**Record extracts**
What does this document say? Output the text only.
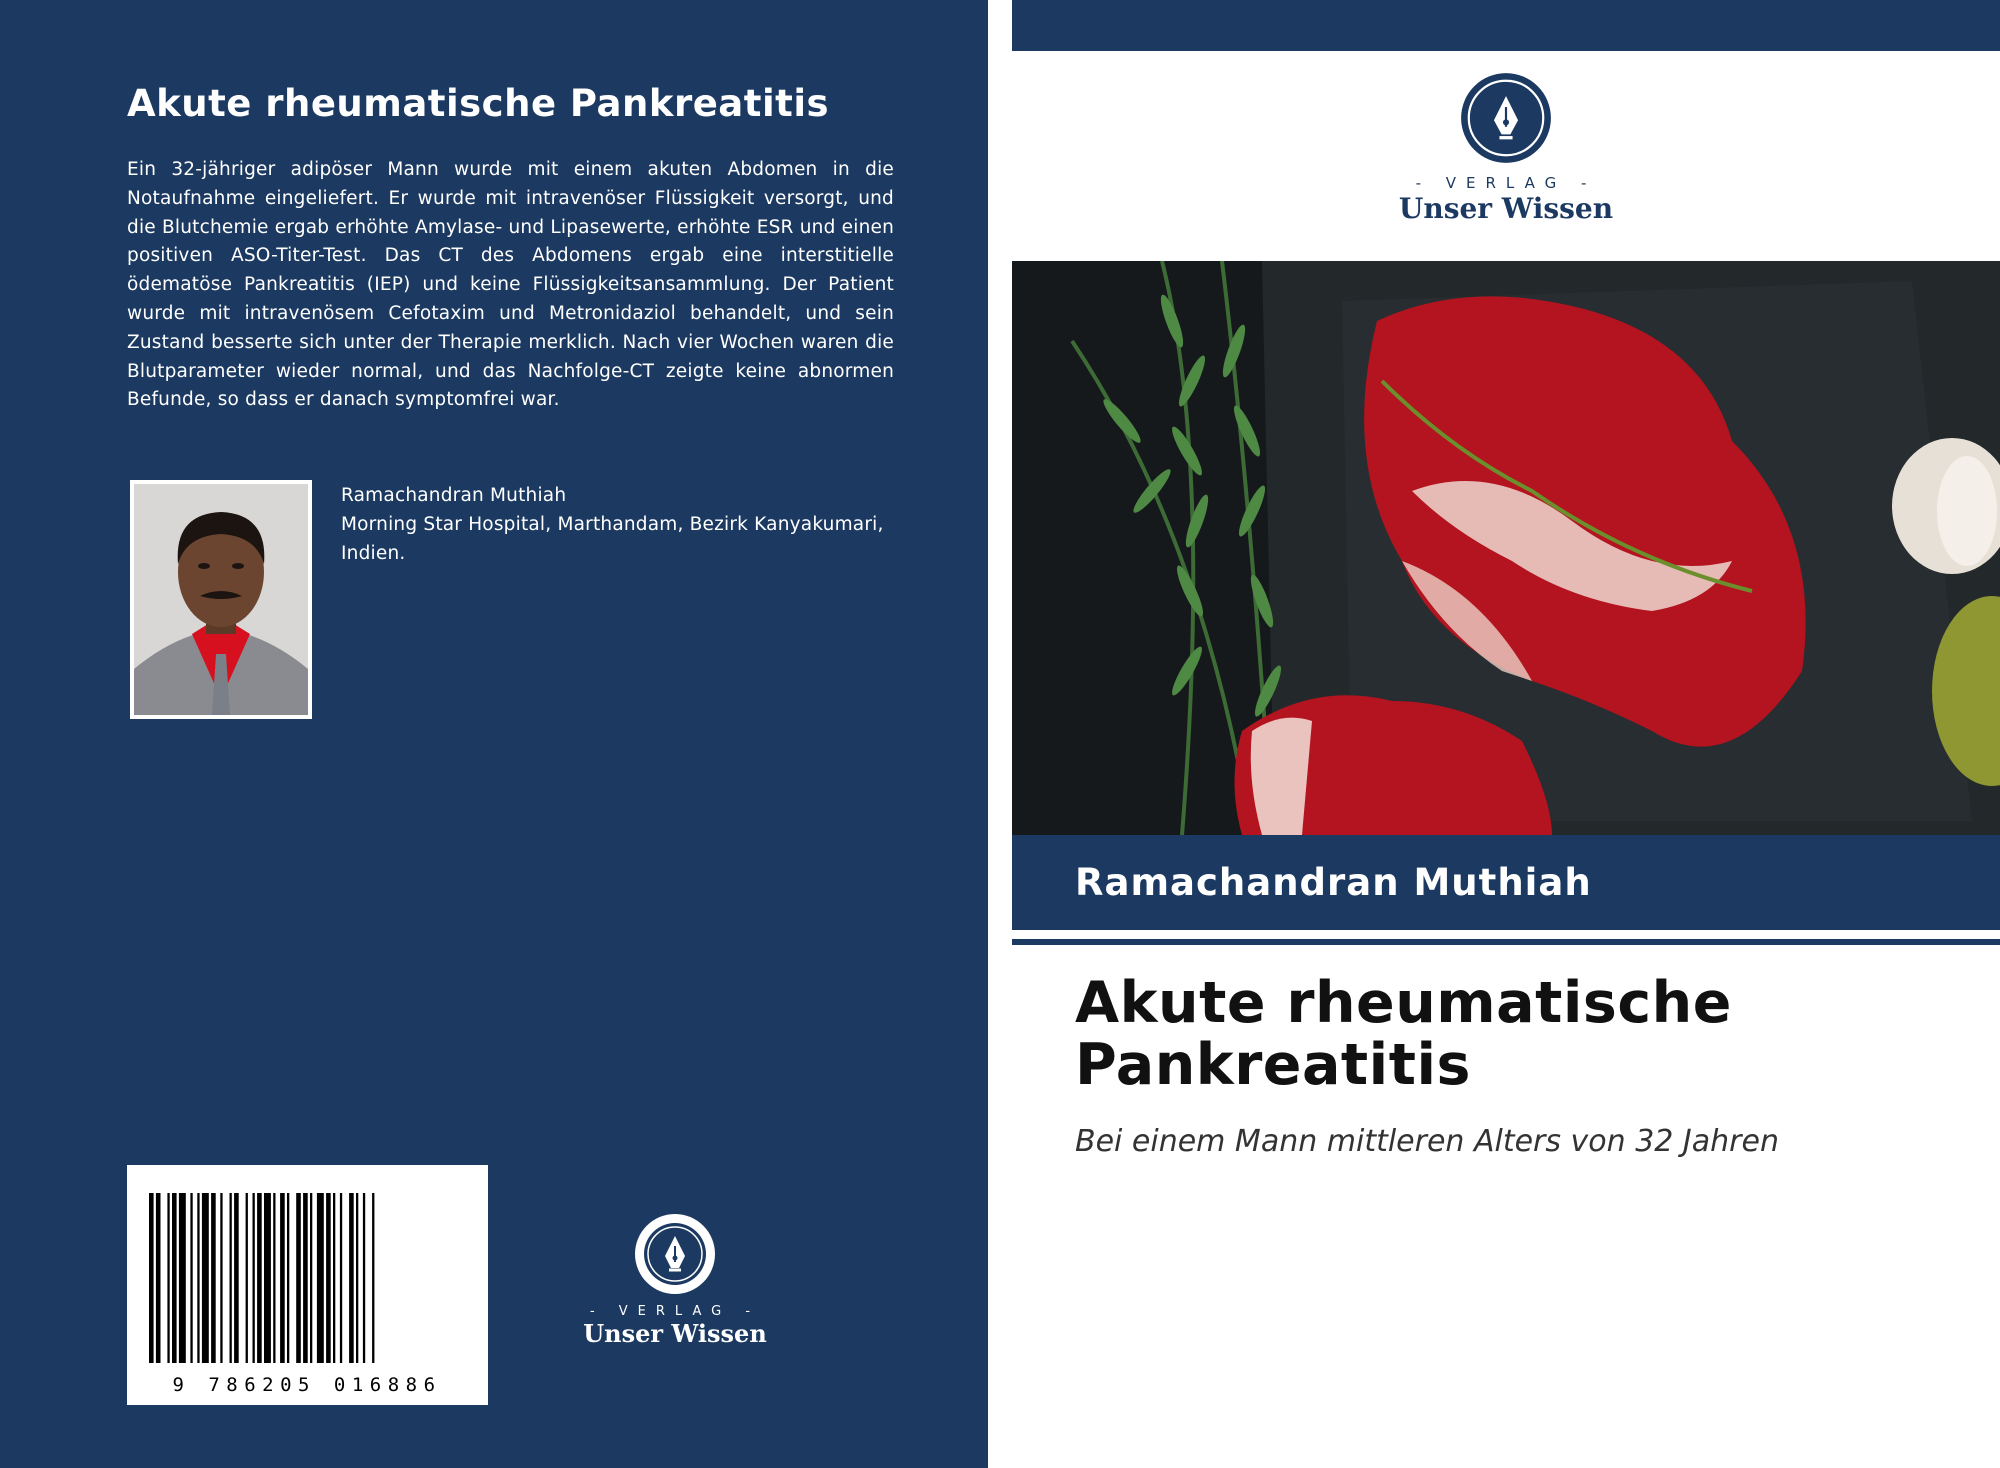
Akute rheumatische Pankreatitis

Ein 32-jähriger adipöser Mann wurde mit einem akuten Abdomen in die Notaufnahme eingeliefert. Er wurde mit intravenöser Flüssigkeit versorgt, und die Blutchemie ergab erhöhte Amylase- und Lipasewerte, erhöhte ESR und einen positiven ASO-Titer-Test. Das CT des Abdomens ergab eine interstitielle ödematöse Pankreatitis (IEP) und keine Flüssigkeitsansammlung. Der Patient wurde mit intravenösem Cefotaxim und Metronidaziol behandelt, und sein Zustand besserte sich unter der Therapie merklich. Nach vier Wochen waren die Blutparameter wieder normal, und das Nachfolge-CT zeigte keine abnormen Befunde, so dass er danach symptomfrei war.

Ramachandran Muthiah
Morning Star Hospital, Marthandam, Bezirk Kanyakumari,
Indien.
9 786205 016886
- VERLAG -
Unser Wissen
- VERLAG -
Unser Wissen

Ramachandran Muthiah

Akute rheumatische
Pankreatitis

Bei einem Mann mittleren Alters von 32 Jahren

**Goal**
Omit the pictures, and quote the material above exactly as given.

**Written answer**
What does this document say? Output the text only.
Akute rheumatische Pankreatitis

Ein 32-jähriger adipöser Mann wurde mit einem akuten Abdomen in die Notaufnahme eingeliefert. Er wurde mit intravenöser Flüssigkeit versorgt, und die Blutchemie ergab erhöhte Amylase- und Lipasewerte, erhöhte ESR und einen positiven ASO-Titer-Test. Das CT des Abdomens ergab eine interstitielle ödematöse Pankreatitis (IEP) und keine Flüssigkeitsansammlung. Der Patient wurde mit intravenösem Cefotaxim und Metronidaziol behandelt, und sein Zustand besserte sich unter der Therapie merklich. Nach vier Wochen waren die Blutparameter wieder normal, und das Nachfolge-CT zeigte keine abnormen Befunde, so dass er danach symptomfrei war.

Ramachandran Muthiah
Morning Star Hospital, Marthandam, Bezirk Kanyakumari,
Indien.
9 786205 016886
- VERLAG -
Unser Wissen
- VERLAG -
Unser Wissen

Ramachandran Muthiah

Akute rheumatische
Pankreatitis

Bei einem Mann mittleren Alters von 32 Jahren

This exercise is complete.